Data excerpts
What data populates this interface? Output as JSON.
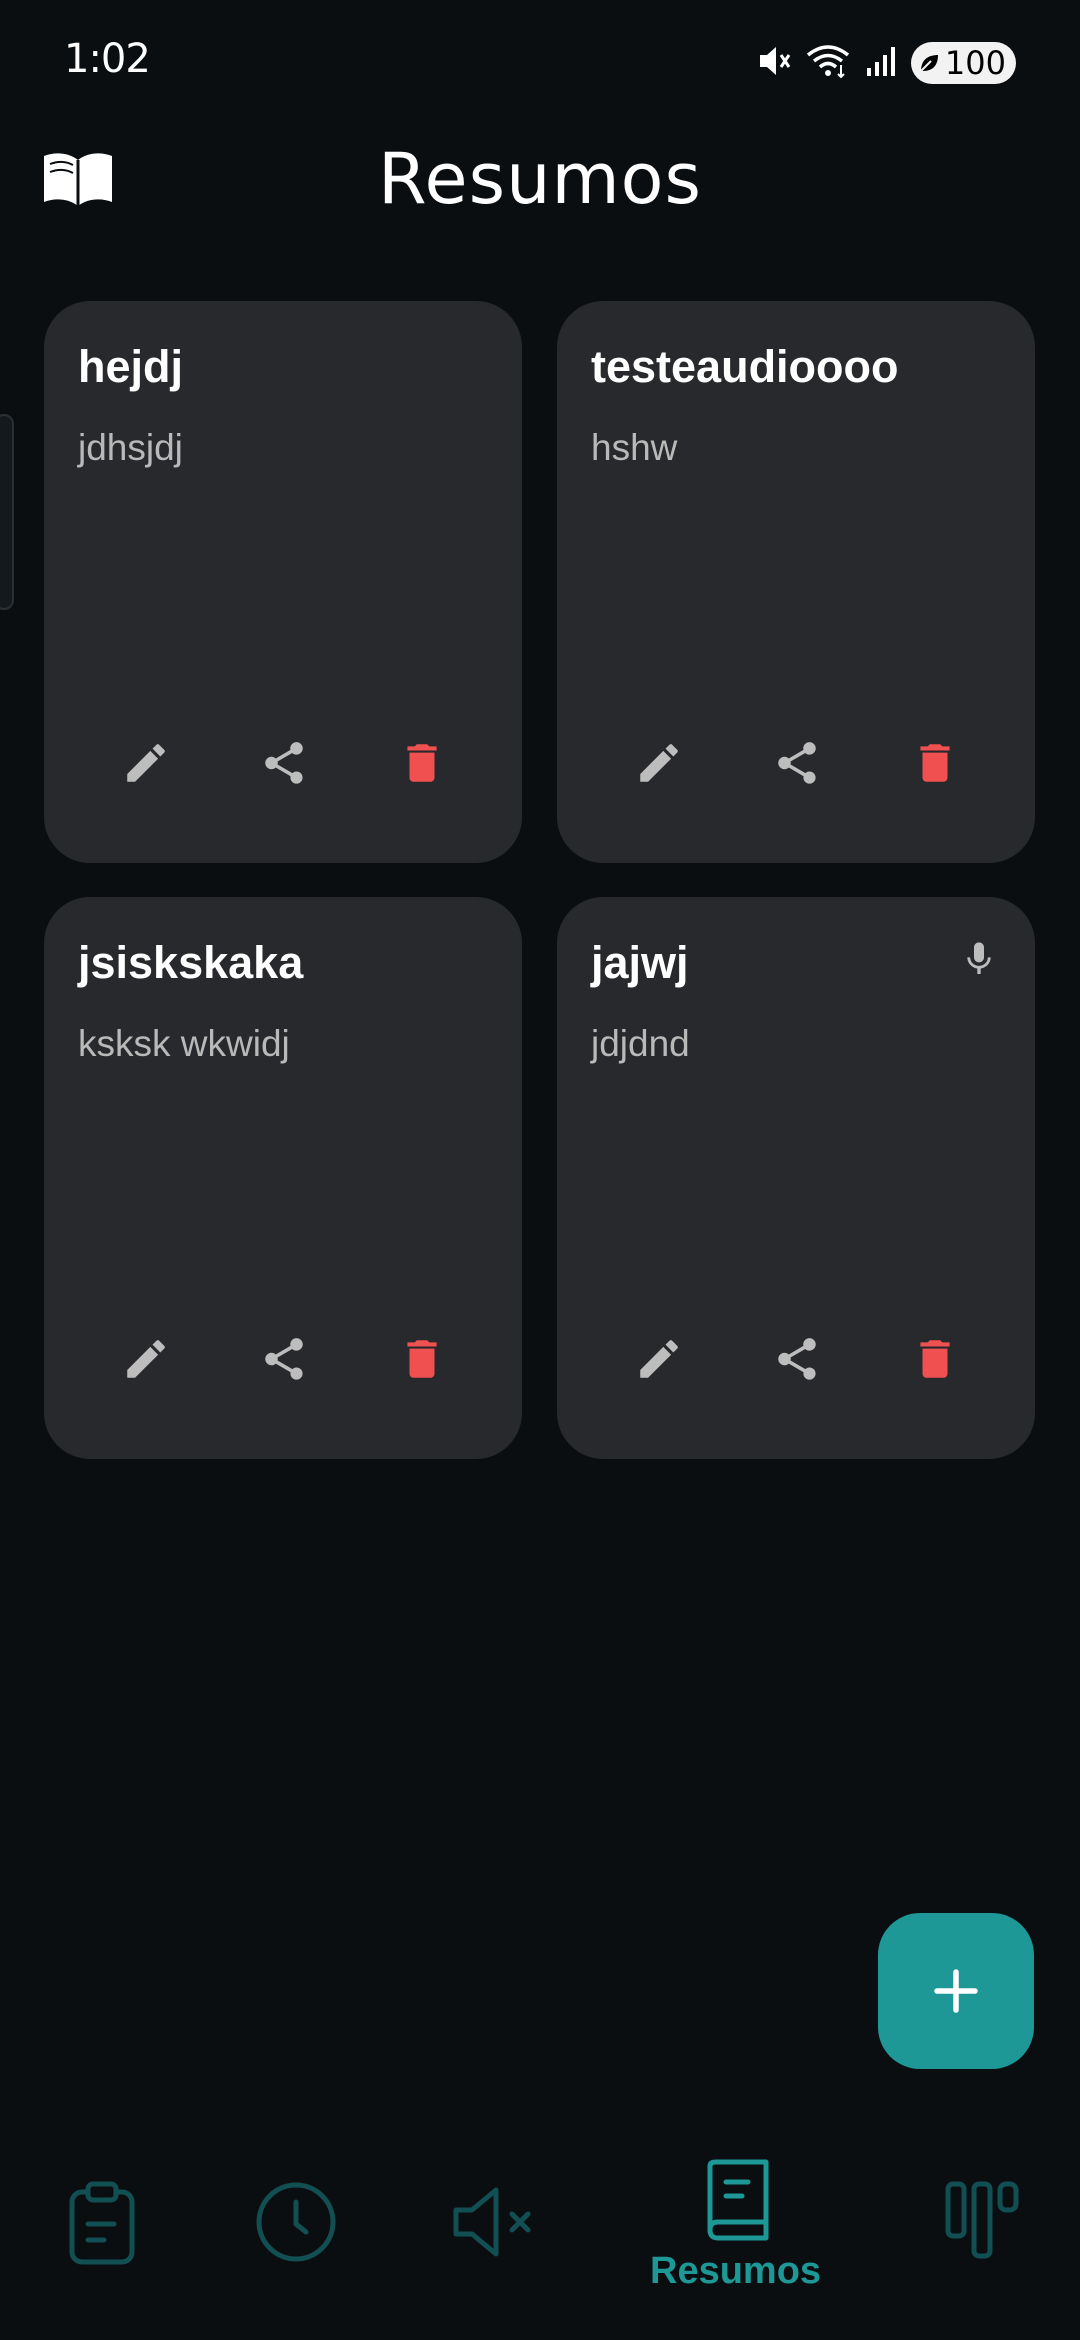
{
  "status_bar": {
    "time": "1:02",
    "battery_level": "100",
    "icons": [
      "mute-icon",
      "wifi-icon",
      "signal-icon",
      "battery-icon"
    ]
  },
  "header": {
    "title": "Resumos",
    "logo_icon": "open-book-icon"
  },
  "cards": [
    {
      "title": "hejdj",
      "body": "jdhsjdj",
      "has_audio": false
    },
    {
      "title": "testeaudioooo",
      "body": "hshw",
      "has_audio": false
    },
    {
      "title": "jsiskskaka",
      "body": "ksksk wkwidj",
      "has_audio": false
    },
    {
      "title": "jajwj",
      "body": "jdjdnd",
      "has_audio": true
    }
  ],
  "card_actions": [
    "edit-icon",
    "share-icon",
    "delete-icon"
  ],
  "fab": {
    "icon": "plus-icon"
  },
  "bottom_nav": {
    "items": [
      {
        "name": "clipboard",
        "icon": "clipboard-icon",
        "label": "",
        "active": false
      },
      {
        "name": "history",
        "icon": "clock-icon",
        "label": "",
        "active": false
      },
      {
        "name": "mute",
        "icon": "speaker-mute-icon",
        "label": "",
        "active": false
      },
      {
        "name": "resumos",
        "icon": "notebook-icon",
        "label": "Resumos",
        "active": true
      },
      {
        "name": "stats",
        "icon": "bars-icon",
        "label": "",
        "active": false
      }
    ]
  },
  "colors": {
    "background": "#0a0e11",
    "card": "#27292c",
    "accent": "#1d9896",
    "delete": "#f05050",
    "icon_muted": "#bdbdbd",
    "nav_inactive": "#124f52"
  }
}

● **Do this**: Print the whole listing above once more, word for word, without its pictures.

● **Result of this exercise**:
What data populates this interface? Output as JSON.
{
  "status_bar": {
    "time": "1:02",
    "battery_level": "100",
    "icons": [
      "mute-icon",
      "wifi-icon",
      "signal-icon",
      "battery-icon"
    ]
  },
  "header": {
    "title": "Resumos",
    "logo_icon": "open-book-icon"
  },
  "cards": [
    {
      "title": "hejdj",
      "body": "jdhsjdj",
      "has_audio": false
    },
    {
      "title": "testeaudioooo",
      "body": "hshw",
      "has_audio": false
    },
    {
      "title": "jsiskskaka",
      "body": "ksksk wkwidj",
      "has_audio": false
    },
    {
      "title": "jajwj",
      "body": "jdjdnd",
      "has_audio": true
    }
  ],
  "card_actions": [
    "edit-icon",
    "share-icon",
    "delete-icon"
  ],
  "fab": {
    "icon": "plus-icon"
  },
  "bottom_nav": {
    "items": [
      {
        "name": "clipboard",
        "icon": "clipboard-icon",
        "label": "",
        "active": false
      },
      {
        "name": "history",
        "icon": "clock-icon",
        "label": "",
        "active": false
      },
      {
        "name": "mute",
        "icon": "speaker-mute-icon",
        "label": "",
        "active": false
      },
      {
        "name": "resumos",
        "icon": "notebook-icon",
        "label": "Resumos",
        "active": true
      },
      {
        "name": "stats",
        "icon": "bars-icon",
        "label": "",
        "active": false
      }
    ]
  },
  "colors": {
    "background": "#0a0e11",
    "card": "#27292c",
    "accent": "#1d9896",
    "delete": "#f05050",
    "icon_muted": "#bdbdbd",
    "nav_inactive": "#124f52"
  }
}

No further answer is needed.